<<<<

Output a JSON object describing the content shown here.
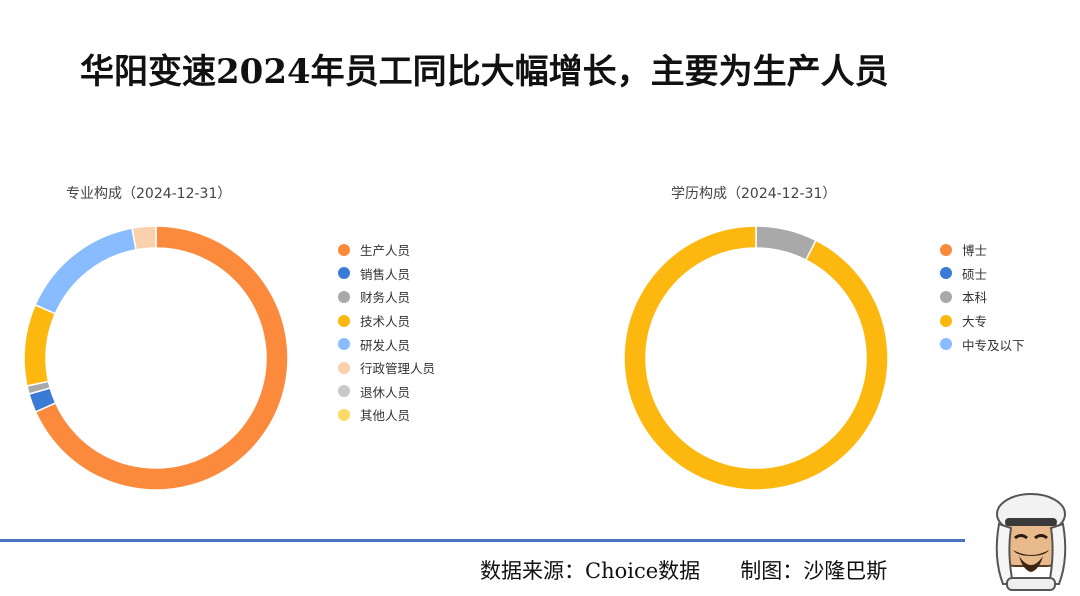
{
  "header": {
    "title": "华阳变速2024年员工同比大幅增长，主要为生产人员"
  },
  "footer": {
    "source": "数据来源：Choice数据",
    "author": "制图：沙隆巴斯"
  },
  "chart_data": [
    {
      "type": "pie",
      "title": "专业构成（2024-12-31）",
      "categories": [
        "生产人员",
        "销售人员",
        "财务人员",
        "技术人员",
        "研发人员",
        "行政管理人员",
        "退休人员",
        "其他人员"
      ],
      "values": [
        68.3,
        2.3,
        1.0,
        10.0,
        15.5,
        2.9,
        0,
        0
      ],
      "colors": [
        "#fc8a3c",
        "#3a7bd5",
        "#a9a9a9",
        "#fcb80f",
        "#89bcff",
        "#fbd0ac",
        "#c8c8c8",
        "#ffd966"
      ],
      "legend_position": "right"
    },
    {
      "type": "pie",
      "title": "学历构成（2024-12-31）",
      "categories": [
        "博士",
        "硕士",
        "本科",
        "大专",
        "中专及以下"
      ],
      "values": [
        0,
        0,
        7.5,
        92.5,
        0
      ],
      "colors": [
        "#fc8a3c",
        "#3a7bd5",
        "#a9a9a9",
        "#fcb80f",
        "#89bcff"
      ],
      "legend_position": "right"
    }
  ]
}
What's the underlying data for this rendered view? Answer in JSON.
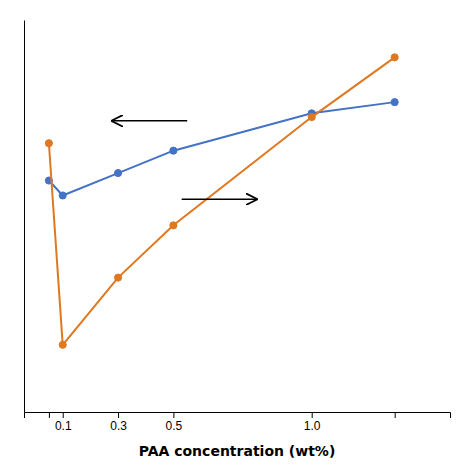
{
  "chart_data": {
    "type": "line",
    "xlabel": "PAA concentration (wt%)",
    "x": [
      0.05,
      0.1,
      0.3,
      0.5,
      1.0,
      1.3
    ],
    "series": [
      {
        "color": "#4472C4",
        "values": [
          0.72,
          0.68,
          0.74,
          0.8,
          0.9,
          0.93
        ]
      },
      {
        "color": "#E07820",
        "values": [
          0.82,
          0.28,
          0.46,
          0.6,
          0.89,
          1.05
        ]
      }
    ],
    "marker": "circle",
    "line_style": "solid",
    "xlim": [
      -0.04,
      1.5
    ],
    "ylim": [
      0.1,
      1.15
    ],
    "xticks": [
      {
        "value": 0.05,
        "label": null
      },
      0.1,
      0.3,
      0.5,
      {
        "value": 1.0,
        "label": "1.0"
      },
      {
        "value": 1.3,
        "label": null
      }
    ],
    "tick_labels": "x",
    "grid": false,
    "arrows": [
      {
        "x_from": 0.55,
        "x_to": 0.28,
        "y": 0.88
      },
      {
        "x_from": 0.53,
        "x_to": 0.8,
        "y": 0.67
      }
    ]
  }
}
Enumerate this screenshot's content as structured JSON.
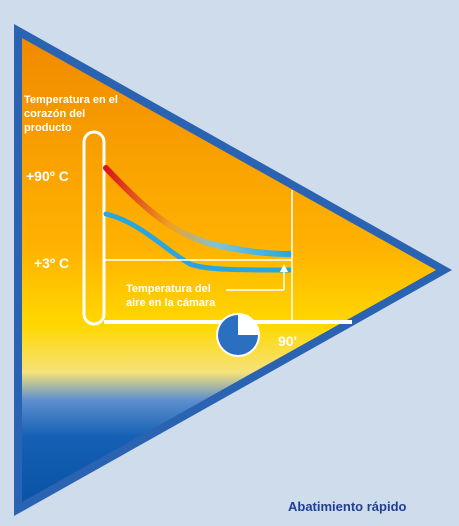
{
  "diagram": {
    "core_label_lines": [
      "Temperatura en el",
      "corazón del",
      "producto"
    ],
    "temp_high": "+90º C",
    "temp_low": "+3º C",
    "air_label_lines": [
      "Temperatura del",
      "aire en la cámara"
    ],
    "time_label": "90'",
    "caption": "Abatimiento rápido",
    "colors": {
      "background": "#cfdceb",
      "triangle_border": "#2b63b3",
      "gradient_top": "#f39000",
      "gradient_mid": "#ffd600",
      "lower_blue": "#0b57aa",
      "curve_core_hot": "#e3201b",
      "curve_air": "#2aa6df",
      "caption": "#1f3f96"
    },
    "icons": [
      "thermometer-icon",
      "clock-icon"
    ]
  }
}
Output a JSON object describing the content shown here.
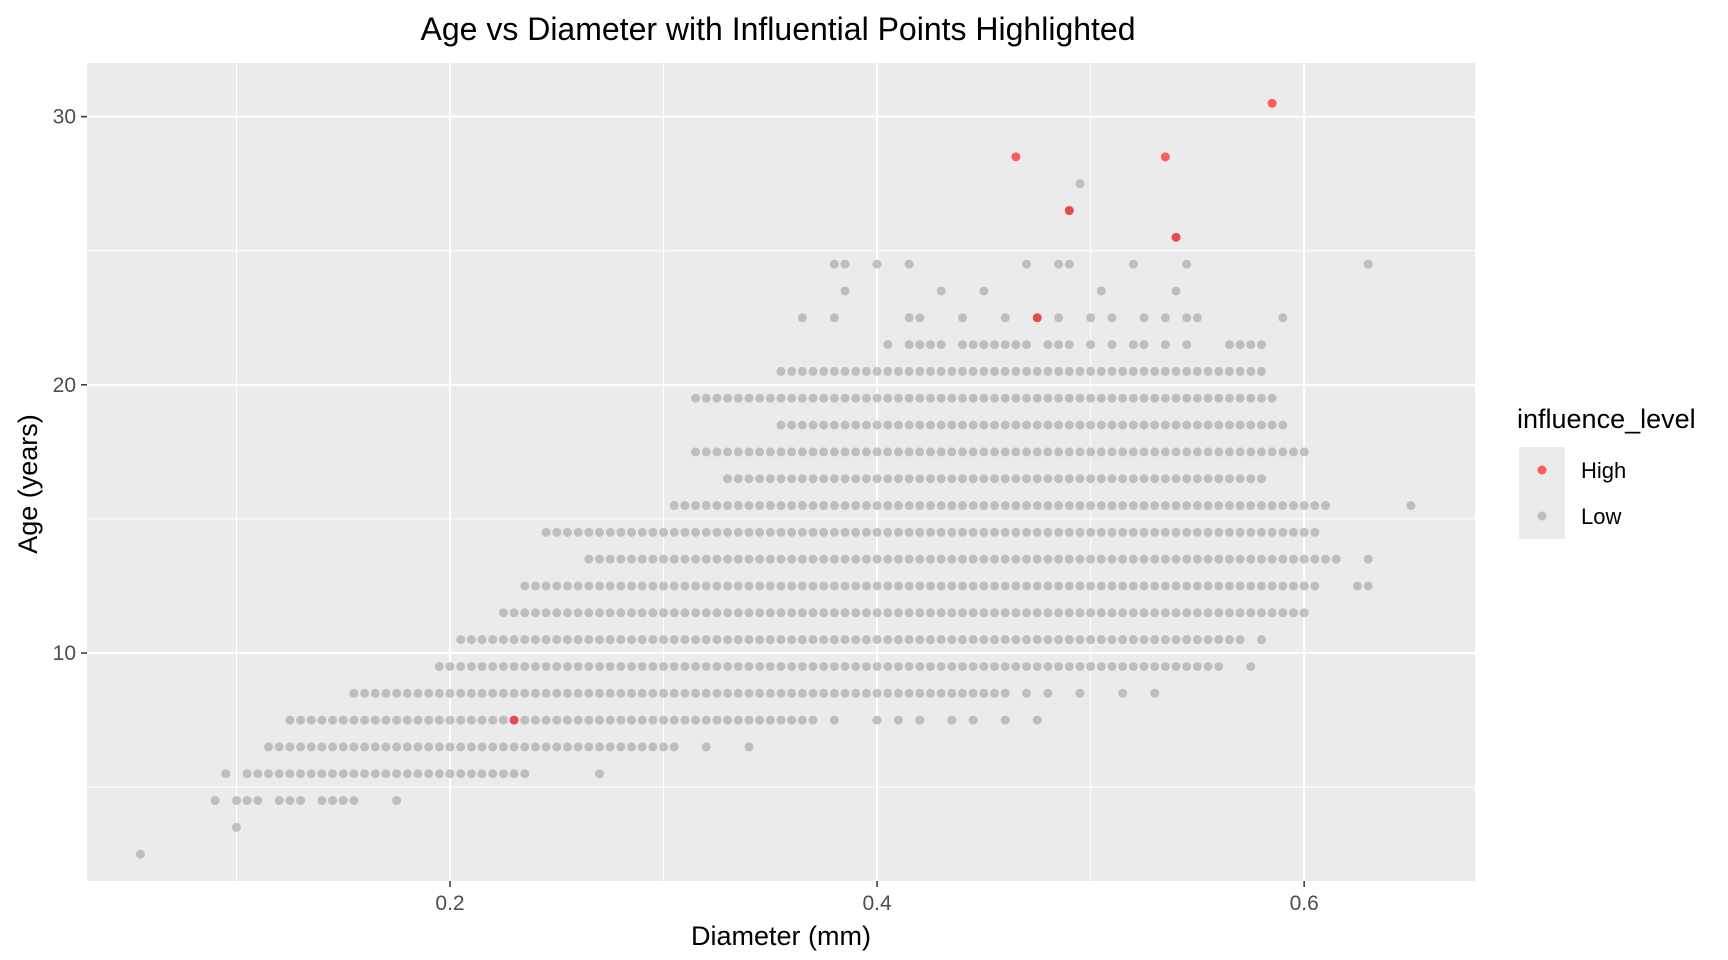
{
  "chart_data": {
    "type": "scatter",
    "title": "Age vs Diameter with Influential Points Highlighted",
    "xlabel": "Diameter (mm)",
    "ylabel": "Age (years)",
    "xlim": [
      0.03,
      0.68
    ],
    "ylim": [
      1.5,
      32
    ],
    "x_ticks": [
      0.2,
      0.4,
      0.6
    ],
    "x_tick_labels": [
      "0.2",
      "0.4",
      "0.6"
    ],
    "y_ticks": [
      10,
      20,
      30
    ],
    "y_tick_labels": [
      "10",
      "20",
      "30"
    ],
    "x_minor_ticks": [
      0.1,
      0.3,
      0.5
    ],
    "y_minor_ticks": [
      5,
      15,
      25
    ],
    "grid": true,
    "legend": {
      "title": "influence_level",
      "position": "right",
      "entries": [
        {
          "label": "High",
          "color": "#ff0000"
        },
        {
          "label": "Low",
          "color": "#a0a0a0"
        }
      ]
    },
    "series": [
      {
        "name": "High",
        "color": "#ff0000",
        "points": [
          [
            0.23,
            7.5
          ],
          [
            0.475,
            22.5
          ],
          [
            0.465,
            28.5
          ],
          [
            0.49,
            26.5
          ],
          [
            0.535,
            28.5
          ],
          [
            0.54,
            25.5
          ],
          [
            0.585,
            30.5
          ]
        ]
      },
      {
        "name": "Low",
        "color": "#a0a0a0",
        "bands": [
          {
            "y": 2.5,
            "x": [
              0.055
            ]
          },
          {
            "y": 3.5,
            "x": [
              0.1
            ]
          },
          {
            "y": 4.5,
            "x": [
              0.09,
              0.1,
              0.105,
              0.11,
              0.12,
              0.125,
              0.13,
              0.14,
              0.145,
              0.15,
              0.155,
              0.175
            ]
          },
          {
            "y": 5.5,
            "x": [
              0.095,
              0.105,
              0.11,
              0.115,
              0.12,
              0.125,
              0.13,
              0.135,
              0.14,
              0.145,
              0.15,
              0.155,
              0.16,
              0.165,
              0.17,
              0.175,
              0.18,
              0.185,
              0.19,
              0.195,
              0.2,
              0.205,
              0.21,
              0.215,
              0.22,
              0.225,
              0.23,
              0.235,
              0.27
            ]
          },
          {
            "y": 6.5,
            "range": [
              0.115,
              0.3,
              0.005
            ],
            "x": [
              0.305,
              0.32,
              0.34
            ]
          },
          {
            "y": 7.5,
            "range": [
              0.125,
              0.37,
              0.005
            ],
            "x": [
              0.38,
              0.4,
              0.41,
              0.42,
              0.435,
              0.445,
              0.46,
              0.475
            ]
          },
          {
            "y": 8.5,
            "range": [
              0.155,
              0.46,
              0.005
            ],
            "x": [
              0.47,
              0.48,
              0.495,
              0.515,
              0.53
            ]
          },
          {
            "y": 9.5,
            "range": [
              0.195,
              0.56,
              0.005
            ],
            "x": [
              0.575
            ]
          },
          {
            "y": 10.5,
            "range": [
              0.205,
              0.555,
              0.005
            ],
            "x": [
              0.56,
              0.565,
              0.57,
              0.58
            ]
          },
          {
            "y": 11.5,
            "range": [
              0.225,
              0.6,
              0.005
            ]
          },
          {
            "y": 12.5,
            "range": [
              0.235,
              0.605,
              0.005
            ],
            "x": [
              0.625,
              0.63
            ]
          },
          {
            "y": 13.5,
            "range": [
              0.265,
              0.615,
              0.005
            ],
            "x": [
              0.63
            ]
          },
          {
            "y": 14.5,
            "range": [
              0.245,
              0.605,
              0.005
            ]
          },
          {
            "y": 15.5,
            "range": [
              0.305,
              0.61,
              0.005
            ],
            "x": [
              0.65
            ]
          },
          {
            "y": 16.5,
            "range": [
              0.33,
              0.58,
              0.005
            ]
          },
          {
            "y": 17.5,
            "range": [
              0.315,
              0.6,
              0.005
            ]
          },
          {
            "y": 18.5,
            "range": [
              0.355,
              0.59,
              0.005
            ]
          },
          {
            "y": 19.5,
            "range": [
              0.315,
              0.585,
              0.005
            ]
          },
          {
            "y": 20.5,
            "range": [
              0.355,
              0.58,
              0.005
            ]
          },
          {
            "y": 21.5,
            "x": [
              0.405,
              0.415,
              0.42,
              0.425,
              0.43,
              0.44,
              0.445,
              0.45,
              0.455,
              0.46,
              0.465,
              0.47,
              0.48,
              0.485,
              0.49,
              0.5,
              0.51,
              0.52,
              0.525,
              0.535,
              0.545,
              0.565,
              0.57,
              0.575,
              0.58
            ]
          },
          {
            "y": 22.5,
            "x": [
              0.365,
              0.38,
              0.415,
              0.42,
              0.44,
              0.46,
              0.475,
              0.485,
              0.5,
              0.51,
              0.525,
              0.535,
              0.545,
              0.55,
              0.59
            ]
          },
          {
            "y": 23.5,
            "x": [
              0.385,
              0.43,
              0.45,
              0.505,
              0.54
            ]
          },
          {
            "y": 24.5,
            "x": [
              0.38,
              0.385,
              0.4,
              0.415,
              0.47,
              0.485,
              0.49,
              0.52,
              0.545,
              0.63
            ]
          },
          {
            "y": 25.5,
            "x": [
              0.54
            ]
          },
          {
            "y": 26.5,
            "x": [
              0.49
            ]
          },
          {
            "y": 27.5,
            "x": [
              0.495
            ]
          }
        ]
      }
    ]
  }
}
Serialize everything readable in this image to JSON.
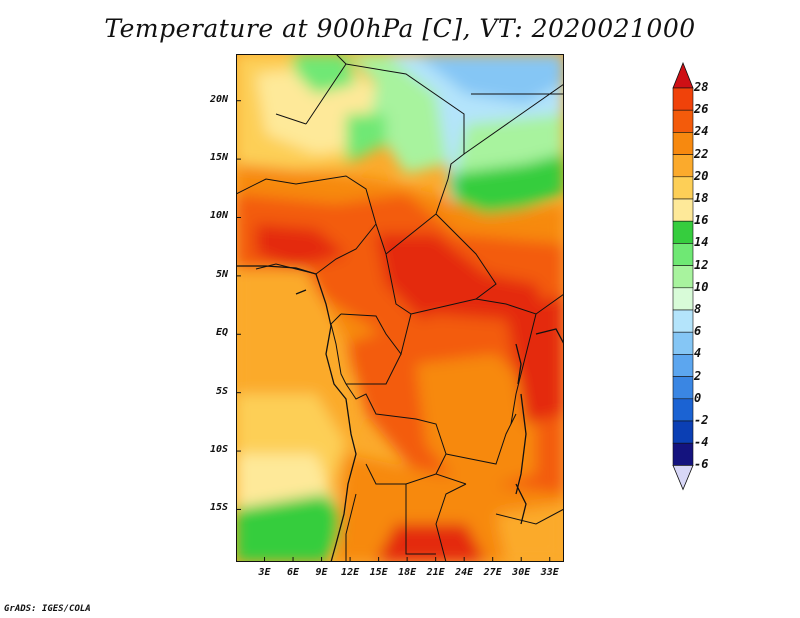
{
  "title": "Temperature at 900hPa [C], VT: 2020021000",
  "credit": "GrADS: IGES/COLA",
  "map": {
    "lon_range": [
      0,
      34.5
    ],
    "lat_range": [
      -19.5,
      24
    ],
    "lat_ticks": [
      {
        "value": 20,
        "label": "20N"
      },
      {
        "value": 15,
        "label": "15N"
      },
      {
        "value": 10,
        "label": "10N"
      },
      {
        "value": 5,
        "label": "5N"
      },
      {
        "value": 0,
        "label": "EQ"
      },
      {
        "value": -5,
        "label": "5S"
      },
      {
        "value": -10,
        "label": "10S"
      },
      {
        "value": -15,
        "label": "15S"
      }
    ],
    "lon_ticks": [
      {
        "value": 3,
        "label": "3E"
      },
      {
        "value": 6,
        "label": "6E"
      },
      {
        "value": 9,
        "label": "9E"
      },
      {
        "value": 12,
        "label": "12E"
      },
      {
        "value": 15,
        "label": "15E"
      },
      {
        "value": 18,
        "label": "18E"
      },
      {
        "value": 21,
        "label": "21E"
      },
      {
        "value": 24,
        "label": "24E"
      },
      {
        "value": 27,
        "label": "27E"
      },
      {
        "value": 30,
        "label": "30E"
      },
      {
        "value": 33,
        "label": "33E"
      }
    ]
  },
  "colorbar": {
    "levels": [
      {
        "label": "28",
        "color": "#a50000"
      },
      {
        "label": "26",
        "color": "#e42a0a"
      },
      {
        "label": "24",
        "color": "#f35b0b"
      },
      {
        "label": "22",
        "color": "#f7890f"
      },
      {
        "label": "20",
        "color": "#fbaa2c"
      },
      {
        "label": "18",
        "color": "#fdcf57"
      },
      {
        "label": "16",
        "color": "#fee999"
      },
      {
        "label": "14",
        "color": "#fefecb"
      },
      {
        "label": "12",
        "color": "#36cd3e"
      },
      {
        "label": "10",
        "color": "#6fe874"
      },
      {
        "label": "8",
        "color": "#a8f39e"
      },
      {
        "label": "6",
        "color": "#d8fbd8"
      },
      {
        "label": "4",
        "color": "#b4e4fb"
      },
      {
        "label": "2",
        "color": "#85c6f5"
      },
      {
        "label": "0",
        "color": "#5ca6ef"
      },
      {
        "label": "-2",
        "color": "#3a86e3"
      },
      {
        "label": "-4",
        "color": "#1b63d3"
      },
      {
        "label": "-6",
        "color": "#0b3fb4"
      }
    ],
    "bottom_color": "#14137e",
    "over_color": "#ce1015",
    "under_color": "#d8d7f7"
  }
}
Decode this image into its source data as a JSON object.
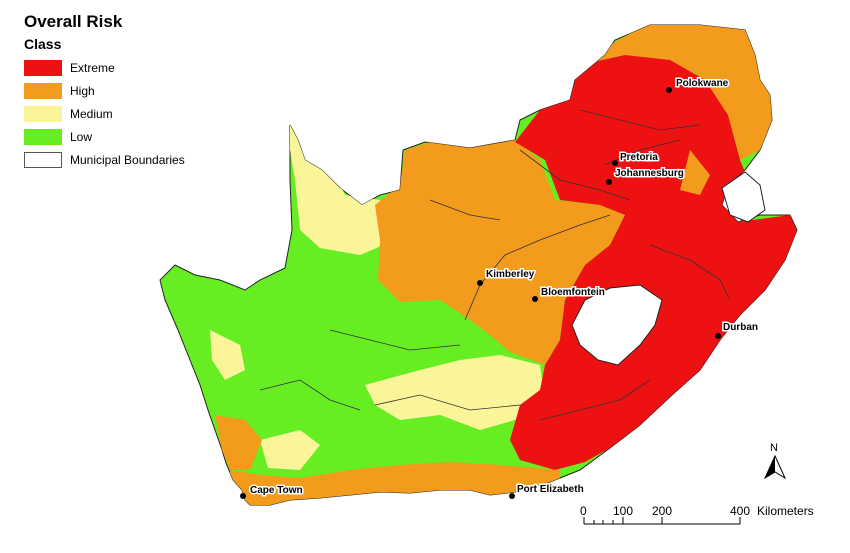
{
  "legend": {
    "title": "Overall Risk",
    "subtitle": "Class",
    "items": [
      {
        "label": "Extreme",
        "color": "#ee1111"
      },
      {
        "label": "High",
        "color": "#f29b1c"
      },
      {
        "label": "Medium",
        "color": "#fbf59a"
      },
      {
        "label": "Low",
        "color": "#66ee22"
      },
      {
        "label": "Municipal Boundaries",
        "color": "#ffffff"
      }
    ]
  },
  "cities": {
    "polokwane": "Polokwane",
    "pretoria": "Pretoria",
    "johannesburg": "Johannesburg",
    "kimberley": "Kimberley",
    "bloemfontein": "Bloemfontein",
    "durban": "Durban",
    "cape_town": "Cape Town",
    "port_elizabeth": "Port Elizabeth"
  },
  "scale_bar": {
    "ticks": [
      "0",
      "100",
      "200",
      "400"
    ],
    "unit": "Kilometers"
  },
  "north_arrow": {
    "label": "N"
  }
}
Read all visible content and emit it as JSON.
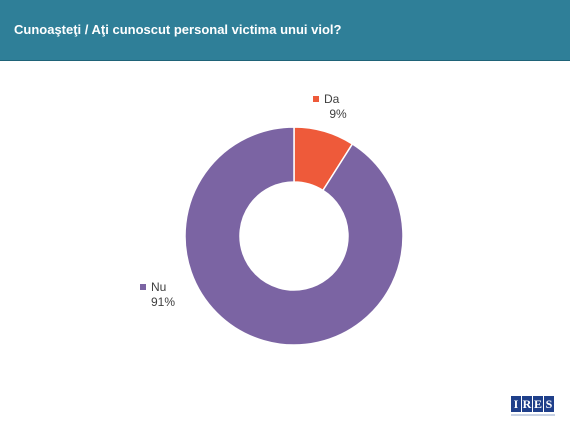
{
  "header": {
    "title": "Cunoaşteţi / Aţi cunoscut personal victima unui viol?"
  },
  "colors": {
    "header_bg": "#2f7f98",
    "da": "#ee5a3a",
    "nu": "#7b64a3"
  },
  "logo": {
    "letters": [
      "I",
      "R",
      "E",
      "S"
    ]
  },
  "chart_data": {
    "type": "pie",
    "donut": true,
    "title": "Cunoaşteţi / Aţi cunoscut personal victima unui viol?",
    "legend": "labels-beside-slices",
    "slices": [
      {
        "label": "Da",
        "value": 9,
        "value_label": "9%",
        "color": "#ee5a3a"
      },
      {
        "label": "Nu",
        "value": 91,
        "value_label": "91%",
        "color": "#7b64a3"
      }
    ]
  }
}
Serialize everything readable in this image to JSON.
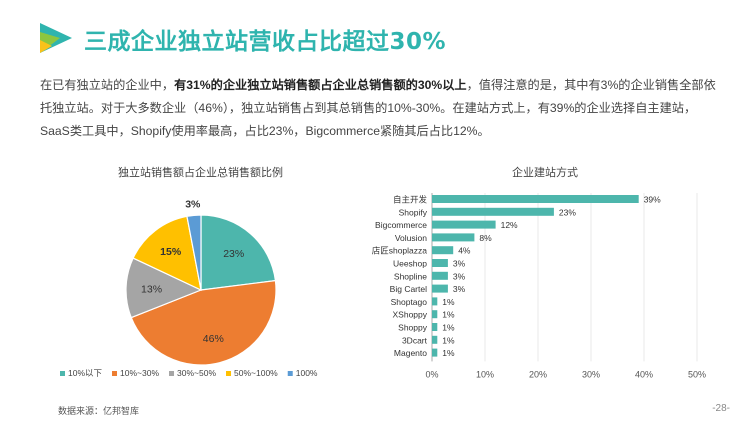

>>>>

Identify and extract each line of the listing that contains "content".

Output a JSON object describing the content shown here.
Enumerate this screenshot's content as structured JSON.
Output a JSON object describing the content shown here.
Read all visible content and emit it as JSON.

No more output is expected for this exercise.